* **Given task**
Repeat everything in the material exactly.

╭──

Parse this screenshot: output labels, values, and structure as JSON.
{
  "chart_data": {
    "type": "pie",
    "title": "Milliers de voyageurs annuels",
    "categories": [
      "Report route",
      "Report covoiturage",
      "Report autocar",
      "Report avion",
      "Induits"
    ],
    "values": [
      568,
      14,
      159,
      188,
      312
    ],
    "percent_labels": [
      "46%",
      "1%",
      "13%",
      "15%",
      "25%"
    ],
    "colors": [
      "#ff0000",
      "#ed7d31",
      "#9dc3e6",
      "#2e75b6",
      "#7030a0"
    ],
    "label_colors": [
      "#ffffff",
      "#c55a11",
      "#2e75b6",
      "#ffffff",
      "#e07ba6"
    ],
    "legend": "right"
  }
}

╰──

* **Solution for this exercise**
Parse this screenshot: output labels, values, and structure as JSON.
{
  "chart_data": {
    "type": "pie",
    "title": "Milliers de voyageurs annuels",
    "categories": [
      "Report route",
      "Report covoiturage",
      "Report autocar",
      "Report avion",
      "Induits"
    ],
    "values": [
      568,
      14,
      159,
      188,
      312
    ],
    "percent_labels": [
      "46%",
      "1%",
      "13%",
      "15%",
      "25%"
    ],
    "colors": [
      "#ff0000",
      "#ed7d31",
      "#9dc3e6",
      "#2e75b6",
      "#7030a0"
    ],
    "label_colors": [
      "#ffffff",
      "#c55a11",
      "#2e75b6",
      "#ffffff",
      "#e07ba6"
    ],
    "legend": "right"
  }
}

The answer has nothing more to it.